## start ENTRIES

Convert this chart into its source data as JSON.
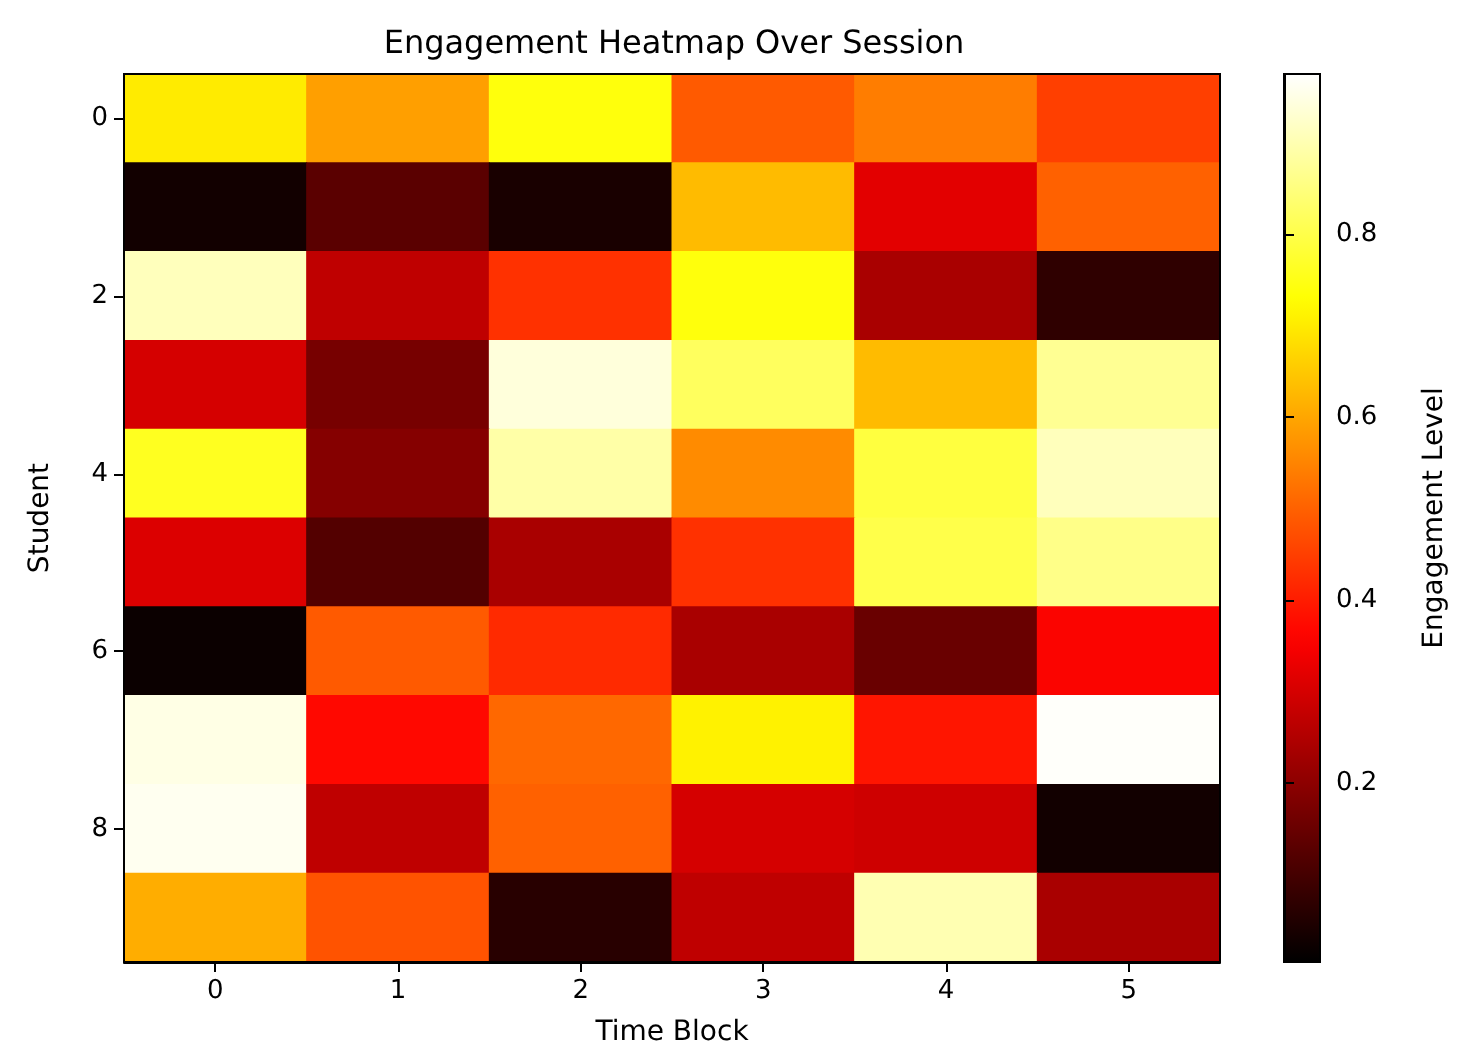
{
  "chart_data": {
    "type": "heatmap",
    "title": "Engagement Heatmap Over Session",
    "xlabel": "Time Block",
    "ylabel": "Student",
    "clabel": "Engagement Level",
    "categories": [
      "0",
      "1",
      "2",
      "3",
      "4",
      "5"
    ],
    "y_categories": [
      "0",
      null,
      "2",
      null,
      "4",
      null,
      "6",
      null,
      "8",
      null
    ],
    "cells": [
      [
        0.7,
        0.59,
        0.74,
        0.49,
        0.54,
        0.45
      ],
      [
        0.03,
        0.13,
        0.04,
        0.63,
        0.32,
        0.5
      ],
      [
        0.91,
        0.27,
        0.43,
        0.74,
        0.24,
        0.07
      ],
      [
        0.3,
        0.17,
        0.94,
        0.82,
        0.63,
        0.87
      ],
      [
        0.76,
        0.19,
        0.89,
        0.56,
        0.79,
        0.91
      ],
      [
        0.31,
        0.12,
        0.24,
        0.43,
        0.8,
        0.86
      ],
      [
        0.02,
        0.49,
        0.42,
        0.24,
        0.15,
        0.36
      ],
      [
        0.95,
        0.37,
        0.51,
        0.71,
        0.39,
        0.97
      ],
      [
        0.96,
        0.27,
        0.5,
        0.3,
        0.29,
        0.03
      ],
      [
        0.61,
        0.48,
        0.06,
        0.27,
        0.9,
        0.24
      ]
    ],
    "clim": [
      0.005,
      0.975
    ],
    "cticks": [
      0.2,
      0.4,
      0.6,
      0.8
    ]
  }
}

## end ENTRIES

Copy every line in the listing above where the string "Engagement" turns up.

*WRITTEN RESPONSE*
    "title": "Engagement Heatmap Over Session",
    "clabel": "Engagement Level",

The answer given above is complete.